(Problem to work on): Everything in the data should be repeated exactly, save for the images.

*** Data shown ***

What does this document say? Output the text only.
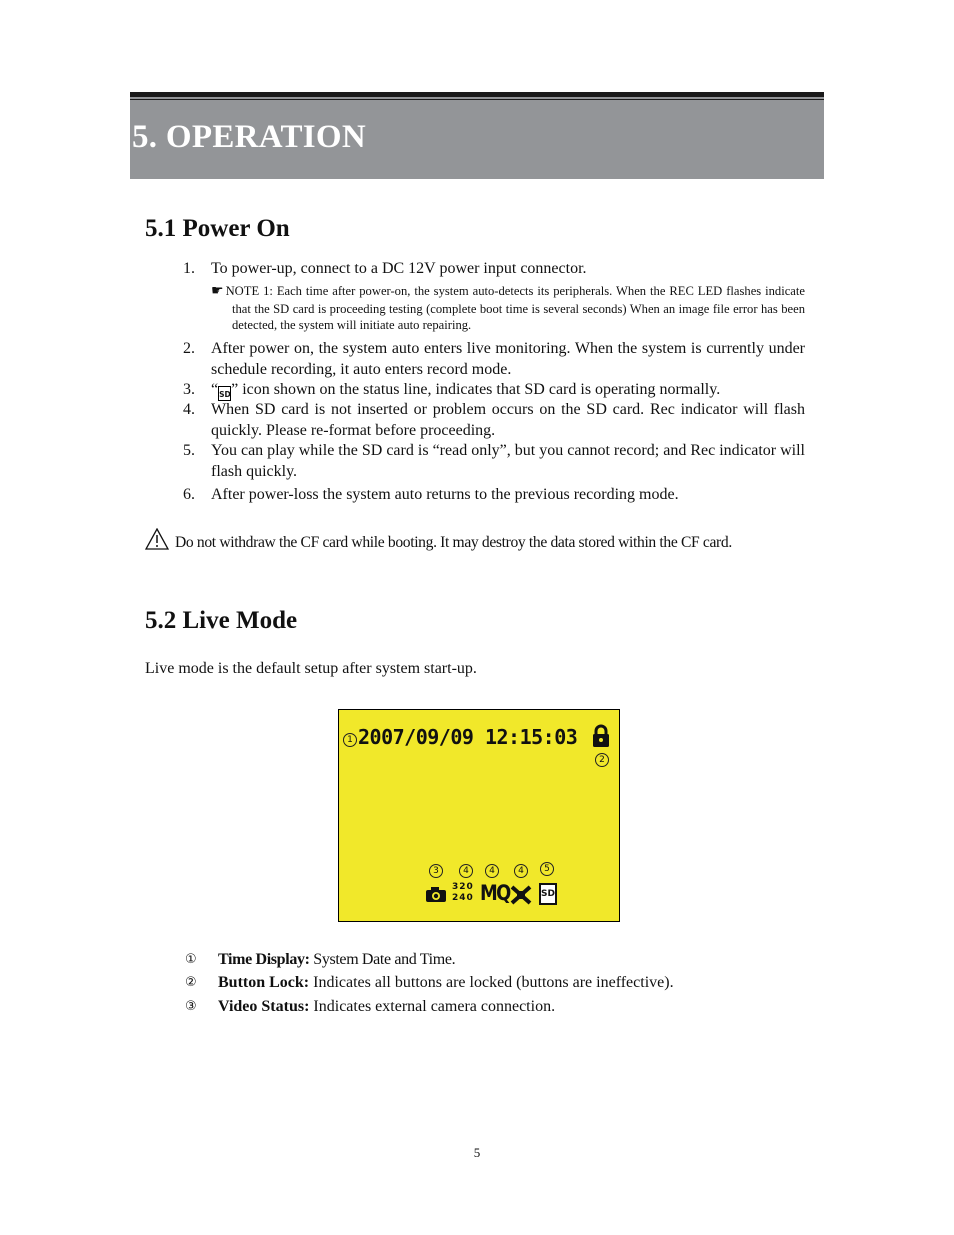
5. OPERATION
5.1 Power On
1. To power-up, connect to a DC 12V power input connector.
☛ NOTE 1: Each time after power-on, the system auto-detects its peripherals. When the REC LED flashes indicate that the SD card is proceeding testing (complete boot time is several seconds) When an image file error has been detected, the system will initiate auto repairing.
2. After power on, the system auto enters live monitoring. When the system is currently under schedule recording, it auto enters record mode.
3. “SD” icon shown on the status line, indicates that SD card is operating normally.
4. When SD card is not inserted or problem occurs on the SD card. Rec indicator will flash quickly. Please re-format before proceeding.
5. You can play while the SD card is “read only”, but you cannot record; and Rec indicator will flash quickly.
6. After power-loss the system auto returns to the previous recording mode.
Do not withdraw the CF card while booting. It may destroy the data stored within the CF card.
5.2 Live Mode
Live mode is the default setup after system start-up.
1 2007/09/09 12:15:03
2
3	4	4	4	5
320
240 MQ	SD
① Time Display: System Date and Time.
② Button Lock: Indicates all buttons are locked (buttons are ineffective).
③ Video Status: Indicates external camera connection.
5
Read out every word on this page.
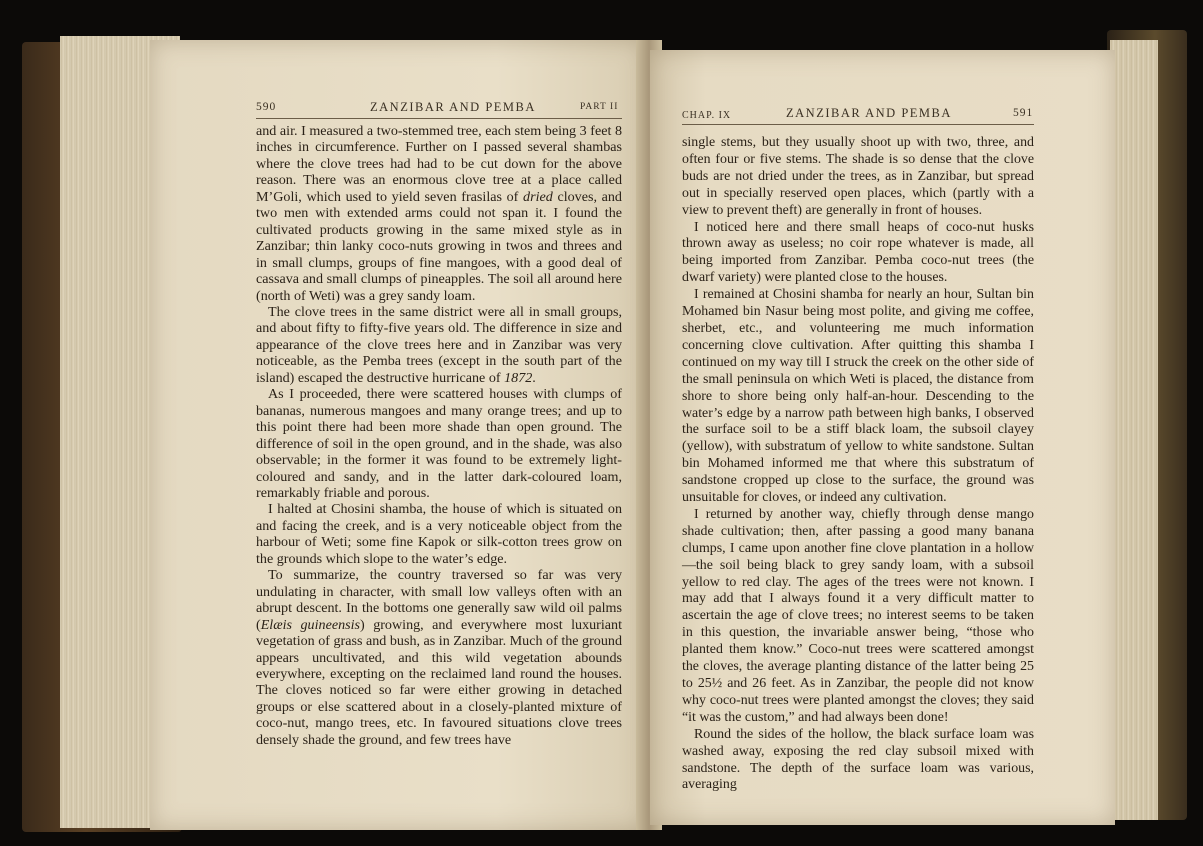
590	ZANZIBAR AND PEMBA	PART II

and air. I measured a two-stemmed tree, each stem being 3 feet 8 inches in circumference. Further on I passed several shambas where the clove trees had had to be cut down for the above reason. There was an enormous clove tree at a place called M’Goli, which used to yield seven frasilas of dried cloves, and two men with extended arms could not span it. I found the cultivated products growing in the same mixed style as in Zanzibar; thin lanky coco-nuts growing in twos and threes and in small clumps, groups of fine mangoes, with a good deal of cassava and small clumps of pineapples. The soil all around here (north of Weti) was a grey sandy loam.

The clove trees in the same district were all in small groups, and about fifty to fifty-five years old. The difference in size and appearance of the clove trees here and in Zanzibar was very noticeable, as the Pemba trees (except in the south part of the island) escaped the destructive hurricane of 1872.

As I proceeded, there were scattered houses with clumps of bananas, numerous mangoes and many orange trees; and up to this point there had been more shade than open ground. The difference of soil in the open ground, and in the shade, was also observable; in the former it was found to be extremely light-coloured and sandy, and in the latter dark-coloured loam, remarkably friable and porous.

I halted at Chosini shamba, the house of which is situated on and facing the creek, and is a very noticeable object from the harbour of Weti; some fine Kapok or silk-cotton trees grow on the grounds which slope to the water’s edge.

To summarize, the country traversed so far was very undulating in character, with small low valleys often with an abrupt descent. In the bottoms one generally saw wild oil palms (Elæis guineensis) growing, and everywhere most luxuriant vegetation of grass and bush, as in Zanzibar. Much of the ground appears uncultivated, and this wild vegetation abounds everywhere, excepting on the reclaimed land round the houses. The cloves noticed so far were either growing in detached groups or else scattered about in a closely-planted mixture of coco-nut, mango trees, etc. In favoured situations clove trees densely shade the ground, and few trees have

CHAP. IX	ZANZIBAR AND PEMBA	591

single stems, but they usually shoot up with two, three, and often four or five stems. The shade is so dense that the clove buds are not dried under the trees, as in Zanzibar, but spread out in specially reserved open places, which (partly with a view to prevent theft) are generally in front of houses.

I noticed here and there small heaps of coco-nut husks thrown away as useless; no coir rope whatever is made, all being imported from Zanzibar. Pemba coco-nut trees (the dwarf variety) were planted close to the houses.

I remained at Chosini shamba for nearly an hour, Sultan bin Mohamed bin Nasur being most polite, and giving me coffee, sherbet, etc., and volunteering me much information concerning clove cultivation. After quitting this shamba I continued on my way till I struck the creek on the other side of the small peninsula on which Weti is placed, the distance from shore to shore being only half-an-hour. Descending to the water’s edge by a narrow path between high banks, I observed the surface soil to be a stiff black loam, the subsoil clayey (yellow), with substratum of yellow to white sandstone. Sultan bin Mohamed informed me that where this substratum of sandstone cropped up close to the surface, the ground was unsuitable for cloves, or indeed any cultivation.

I returned by another way, chiefly through dense mango shade cultivation; then, after passing a good many banana clumps, I came upon another fine clove plantation in a hollow—the soil being black to grey sandy loam, with a subsoil yellow to red clay. The ages of the trees were not known. I may add that I always found it a very difficult matter to ascertain the age of clove trees; no interest seems to be taken in this question, the invariable answer being, “those who planted them know.” Coco-nut trees were scattered amongst the cloves, the average planting distance of the latter being 25 to 25½ and 26 feet. As in Zanzibar, the people did not know why coco-nut trees were planted amongst the cloves; they said “it was the custom,” and had always been done!

Round the sides of the hollow, the black surface loam was washed away, exposing the red clay subsoil mixed with sandstone. The depth of the surface loam was various, averaging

***

(Expected answer):
What does this document say? Output the text only.
5. OPERATION
5.1 Power On
1. To power-up, connect to a DC 12V power input connector.
☛ NOTE 1: Each time after power-on, the system auto-detects its peripherals. When the REC LED flashes indicate that the SD card is proceeding testing (complete boot time is several seconds) When an image file error has been detected, the system will initiate auto repairing.
2. After power on, the system auto enters live monitoring. When the system is currently under schedule recording, it auto enters record mode.
3. “SD” icon shown on the status line, indicates that SD card is operating normally.
4. When SD card is not inserted or problem occurs on the SD card. Rec indicator will flash quickly. Please re-format before proceeding.
5. You can play while the SD card is “read only”, but you cannot record; and Rec indicator will flash quickly.
6. After power-loss the system auto returns to the previous recording mode.
Do not withdraw the CF card while booting. It may destroy the data stored within the CF card.
5.2 Live Mode
Live mode is the default setup after system start-up.
1 2007/09/09 12:15:03
2
3	4	4	4	5
320
240 MQ	SD
① Time Display: System Date and Time.
② Button Lock: Indicates all buttons are locked (buttons are ineffective).
③ Video Status: Indicates external camera connection.
5
Read out every word on this page.
590	ZANZIBAR AND PEMBA	PART II

and air. I measured a two-stemmed tree, each stem being 3 feet 8 inches in circumference. Further on I passed several shambas where the clove trees had had to be cut down for the above reason. There was an enormous clove tree at a place called M’Goli, which used to yield seven frasilas of dried cloves, and two men with extended arms could not span it. I found the cultivated products growing in the same mixed style as in Zanzibar; thin lanky coco-nuts growing in twos and threes and in small clumps, groups of fine mangoes, with a good deal of cassava and small clumps of pineapples. The soil all around here (north of Weti) was a grey sandy loam.

The clove trees in the same district were all in small groups, and about fifty to fifty-five years old. The difference in size and appearance of the clove trees here and in Zanzibar was very noticeable, as the Pemba trees (except in the south part of the island) escaped the destructive hurricane of 1872.

As I proceeded, there were scattered houses with clumps of bananas, numerous mangoes and many orange trees; and up to this point there had been more shade than open ground. The difference of soil in the open ground, and in the shade, was also observable; in the former it was found to be extremely light-coloured and sandy, and in the latter dark-coloured loam, remarkably friable and porous.

I halted at Chosini shamba, the house of which is situated on and facing the creek, and is a very noticeable object from the harbour of Weti; some fine Kapok or silk-cotton trees grow on the grounds which slope to the water’s edge.

To summarize, the country traversed so far was very undulating in character, with small low valleys often with an abrupt descent. In the bottoms one generally saw wild oil palms (Elæis guineensis) growing, and everywhere most luxuriant vegetation of grass and bush, as in Zanzibar. Much of the ground appears uncultivated, and this wild vegetation abounds everywhere, excepting on the reclaimed land round the houses. The cloves noticed so far were either growing in detached groups or else scattered about in a closely-planted mixture of coco-nut, mango trees, etc. In favoured situations clove trees densely shade the ground, and few trees have

CHAP. IX	ZANZIBAR AND PEMBA	591

single stems, but they usually shoot up with two, three, and often four or five stems. The shade is so dense that the clove buds are not dried under the trees, as in Zanzibar, but spread out in specially reserved open places, which (partly with a view to prevent theft) are generally in front of houses.

I noticed here and there small heaps of coco-nut husks thrown away as useless; no coir rope whatever is made, all being imported from Zanzibar. Pemba coco-nut trees (the dwarf variety) were planted close to the houses.

I remained at Chosini shamba for nearly an hour, Sultan bin Mohamed bin Nasur being most polite, and giving me coffee, sherbet, etc., and volunteering me much information concerning clove cultivation. After quitting this shamba I continued on my way till I struck the creek on the other side of the small peninsula on which Weti is placed, the distance from shore to shore being only half-an-hour. Descending to the water’s edge by a narrow path between high banks, I observed the surface soil to be a stiff black loam, the subsoil clayey (yellow), with substratum of yellow to white sandstone. Sultan bin Mohamed informed me that where this substratum of sandstone cropped up close to the surface, the ground was unsuitable for cloves, or indeed any cultivation.

I returned by another way, chiefly through dense mango shade cultivation; then, after passing a good many banana clumps, I came upon another fine clove plantation in a hollow—the soil being black to grey sandy loam, with a subsoil yellow to red clay. The ages of the trees were not known. I may add that I always found it a very difficult matter to ascertain the age of clove trees; no interest seems to be taken in this question, the invariable answer being, “those who planted them know.” Coco-nut trees were scattered amongst the cloves, the average planting distance of the latter being 25 to 25½ and 26 feet. As in Zanzibar, the people did not know why coco-nut trees were planted amongst the cloves; they said “it was the custom,” and had always been done!

Round the sides of the hollow, the black surface loam was washed away, exposing the red clay subsoil mixed with sandstone. The depth of the surface loam was various, averaging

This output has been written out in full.